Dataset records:
*****

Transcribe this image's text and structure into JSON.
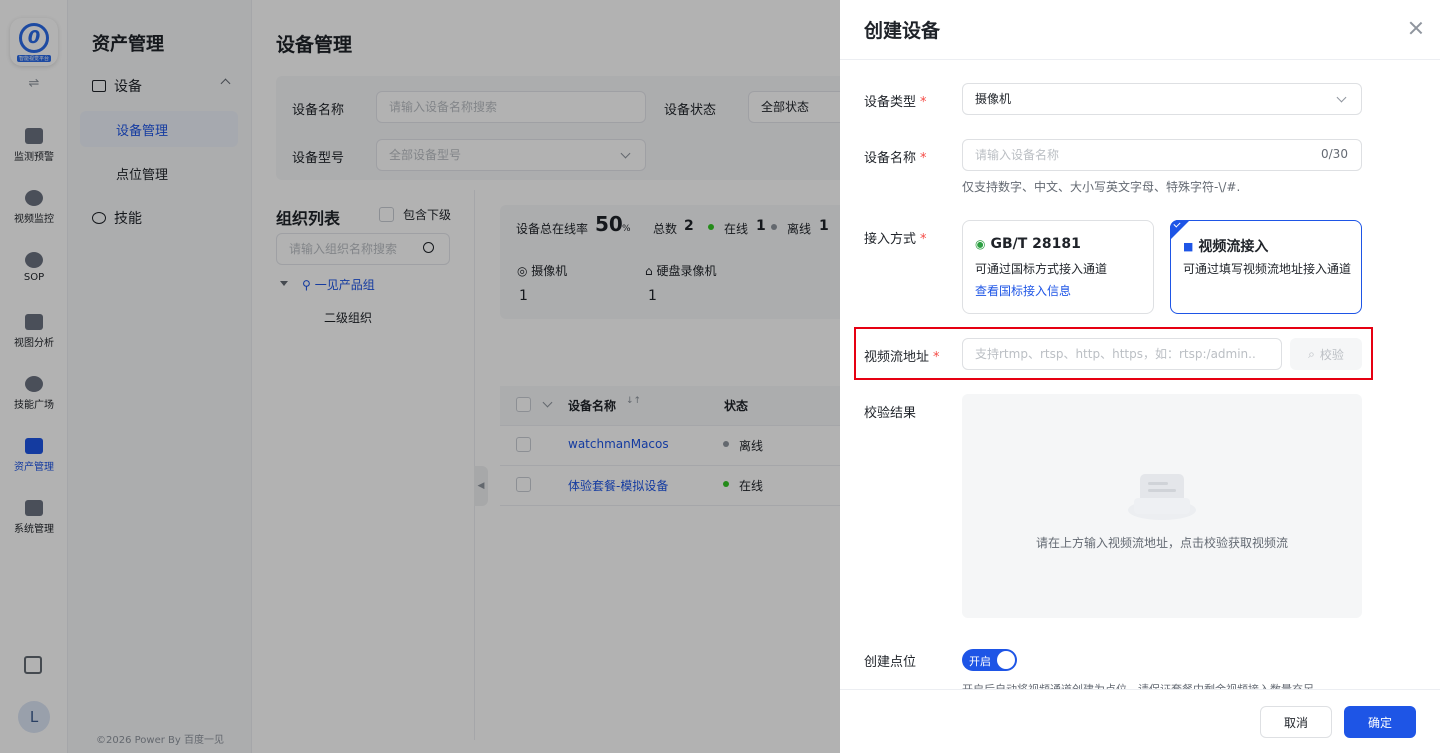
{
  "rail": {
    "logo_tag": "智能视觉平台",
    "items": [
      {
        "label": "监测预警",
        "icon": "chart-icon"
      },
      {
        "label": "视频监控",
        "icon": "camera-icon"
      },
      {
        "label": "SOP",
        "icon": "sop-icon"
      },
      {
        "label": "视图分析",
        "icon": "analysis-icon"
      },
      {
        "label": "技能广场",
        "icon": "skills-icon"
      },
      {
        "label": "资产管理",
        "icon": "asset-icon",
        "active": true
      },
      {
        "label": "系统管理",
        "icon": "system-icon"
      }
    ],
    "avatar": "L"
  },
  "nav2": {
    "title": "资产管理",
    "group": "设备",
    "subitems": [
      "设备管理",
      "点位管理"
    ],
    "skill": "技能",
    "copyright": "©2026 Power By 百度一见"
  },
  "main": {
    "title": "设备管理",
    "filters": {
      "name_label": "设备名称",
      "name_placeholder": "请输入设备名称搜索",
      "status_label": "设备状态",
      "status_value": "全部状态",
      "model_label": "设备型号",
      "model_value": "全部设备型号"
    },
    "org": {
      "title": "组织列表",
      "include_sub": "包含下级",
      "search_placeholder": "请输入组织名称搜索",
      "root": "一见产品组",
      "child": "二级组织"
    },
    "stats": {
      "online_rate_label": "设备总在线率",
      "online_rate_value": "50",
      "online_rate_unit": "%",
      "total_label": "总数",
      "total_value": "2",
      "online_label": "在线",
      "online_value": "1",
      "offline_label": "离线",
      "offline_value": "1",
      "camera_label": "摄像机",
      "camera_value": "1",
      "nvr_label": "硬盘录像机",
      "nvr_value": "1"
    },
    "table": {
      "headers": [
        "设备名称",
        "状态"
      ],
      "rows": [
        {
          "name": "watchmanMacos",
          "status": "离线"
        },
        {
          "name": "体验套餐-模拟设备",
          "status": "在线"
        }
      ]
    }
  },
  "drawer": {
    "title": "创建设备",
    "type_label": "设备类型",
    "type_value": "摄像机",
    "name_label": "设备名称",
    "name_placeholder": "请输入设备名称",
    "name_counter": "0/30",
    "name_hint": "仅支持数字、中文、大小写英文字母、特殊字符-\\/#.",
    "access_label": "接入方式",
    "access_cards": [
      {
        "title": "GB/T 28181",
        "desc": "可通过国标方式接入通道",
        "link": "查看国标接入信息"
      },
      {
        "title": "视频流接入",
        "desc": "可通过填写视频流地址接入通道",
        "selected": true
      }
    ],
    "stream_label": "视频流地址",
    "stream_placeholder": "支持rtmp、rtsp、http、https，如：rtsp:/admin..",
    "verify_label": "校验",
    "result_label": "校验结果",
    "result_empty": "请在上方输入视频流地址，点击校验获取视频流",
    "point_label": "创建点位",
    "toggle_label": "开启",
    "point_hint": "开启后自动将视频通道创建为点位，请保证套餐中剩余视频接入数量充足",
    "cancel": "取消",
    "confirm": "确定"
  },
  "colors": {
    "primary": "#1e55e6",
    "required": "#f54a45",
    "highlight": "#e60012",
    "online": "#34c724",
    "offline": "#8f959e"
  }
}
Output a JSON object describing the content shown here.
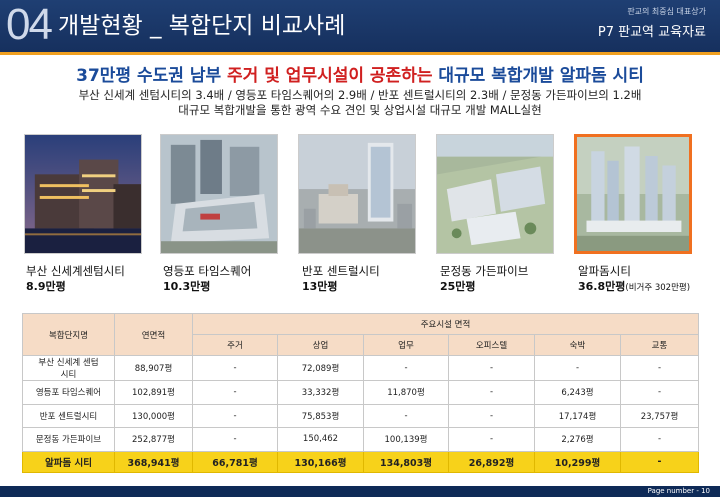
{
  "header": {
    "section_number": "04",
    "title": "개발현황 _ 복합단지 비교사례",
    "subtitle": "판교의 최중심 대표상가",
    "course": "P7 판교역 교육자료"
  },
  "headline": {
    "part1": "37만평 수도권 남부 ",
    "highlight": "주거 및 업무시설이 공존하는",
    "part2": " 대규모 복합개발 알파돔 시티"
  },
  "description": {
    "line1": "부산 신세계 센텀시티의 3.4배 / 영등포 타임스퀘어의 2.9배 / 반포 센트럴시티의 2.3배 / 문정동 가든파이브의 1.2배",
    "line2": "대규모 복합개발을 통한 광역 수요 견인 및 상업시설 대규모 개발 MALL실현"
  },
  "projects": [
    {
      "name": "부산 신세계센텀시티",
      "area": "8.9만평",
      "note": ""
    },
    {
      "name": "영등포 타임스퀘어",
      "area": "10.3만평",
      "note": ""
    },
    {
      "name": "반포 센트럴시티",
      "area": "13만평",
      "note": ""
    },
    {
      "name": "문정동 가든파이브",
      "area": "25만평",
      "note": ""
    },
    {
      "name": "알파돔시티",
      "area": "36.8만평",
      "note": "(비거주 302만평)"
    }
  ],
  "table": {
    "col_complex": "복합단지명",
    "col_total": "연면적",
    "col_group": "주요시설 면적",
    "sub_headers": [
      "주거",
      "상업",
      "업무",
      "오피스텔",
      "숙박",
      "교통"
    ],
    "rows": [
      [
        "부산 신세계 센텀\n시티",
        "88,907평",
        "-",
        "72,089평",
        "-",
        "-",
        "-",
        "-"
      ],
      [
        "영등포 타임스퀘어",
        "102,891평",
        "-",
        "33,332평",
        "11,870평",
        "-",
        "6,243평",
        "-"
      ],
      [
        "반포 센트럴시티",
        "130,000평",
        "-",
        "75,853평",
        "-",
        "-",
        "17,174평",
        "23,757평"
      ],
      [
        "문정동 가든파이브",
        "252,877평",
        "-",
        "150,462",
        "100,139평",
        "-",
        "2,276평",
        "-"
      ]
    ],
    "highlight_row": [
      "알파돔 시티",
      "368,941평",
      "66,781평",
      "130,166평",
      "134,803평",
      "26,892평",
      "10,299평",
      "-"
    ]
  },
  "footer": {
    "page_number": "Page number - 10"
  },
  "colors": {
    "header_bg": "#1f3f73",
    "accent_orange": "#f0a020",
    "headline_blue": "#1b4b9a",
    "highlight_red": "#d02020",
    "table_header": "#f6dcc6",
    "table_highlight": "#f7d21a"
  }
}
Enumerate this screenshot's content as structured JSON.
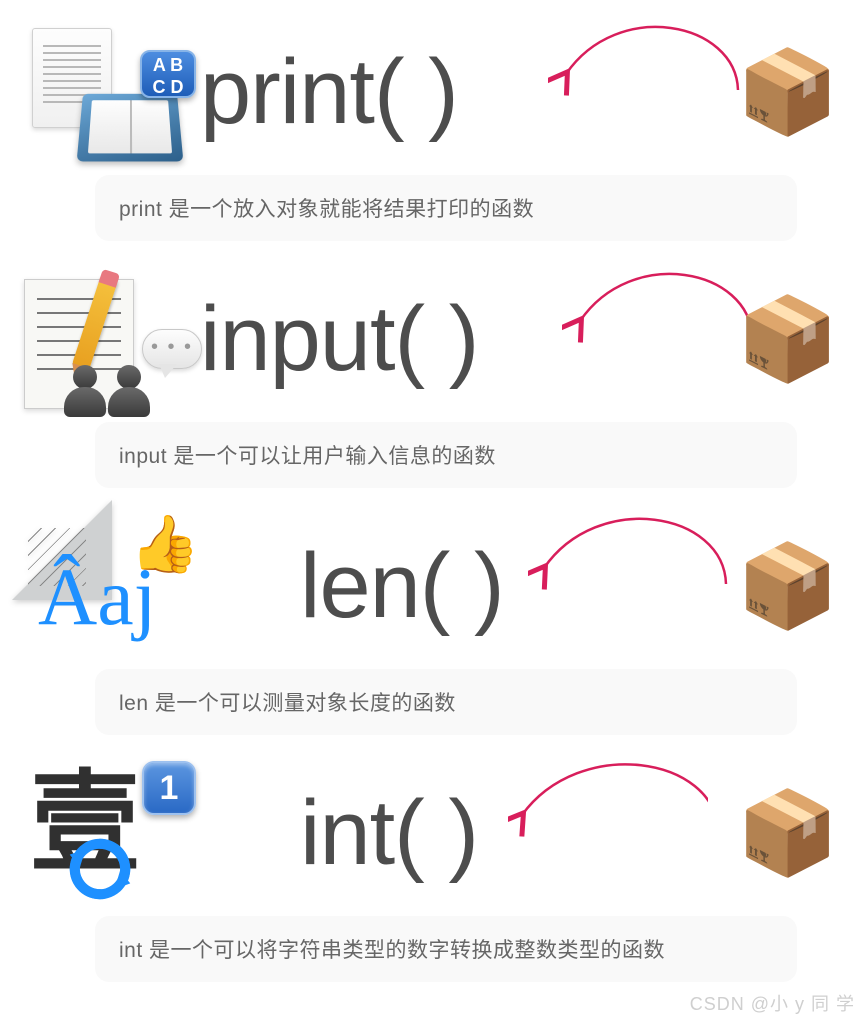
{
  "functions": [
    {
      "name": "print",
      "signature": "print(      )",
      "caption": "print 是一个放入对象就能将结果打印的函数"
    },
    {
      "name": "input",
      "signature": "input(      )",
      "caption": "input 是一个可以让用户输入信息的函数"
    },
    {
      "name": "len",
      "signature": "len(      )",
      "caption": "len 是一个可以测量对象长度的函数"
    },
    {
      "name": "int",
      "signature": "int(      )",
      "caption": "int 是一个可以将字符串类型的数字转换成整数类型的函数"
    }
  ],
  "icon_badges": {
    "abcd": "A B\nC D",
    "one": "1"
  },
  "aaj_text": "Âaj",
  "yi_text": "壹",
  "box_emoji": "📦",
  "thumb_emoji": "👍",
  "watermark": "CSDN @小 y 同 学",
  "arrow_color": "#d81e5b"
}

*****

Each line that holds the string "this" counts once; give the total and nothing else.

Written solution: 2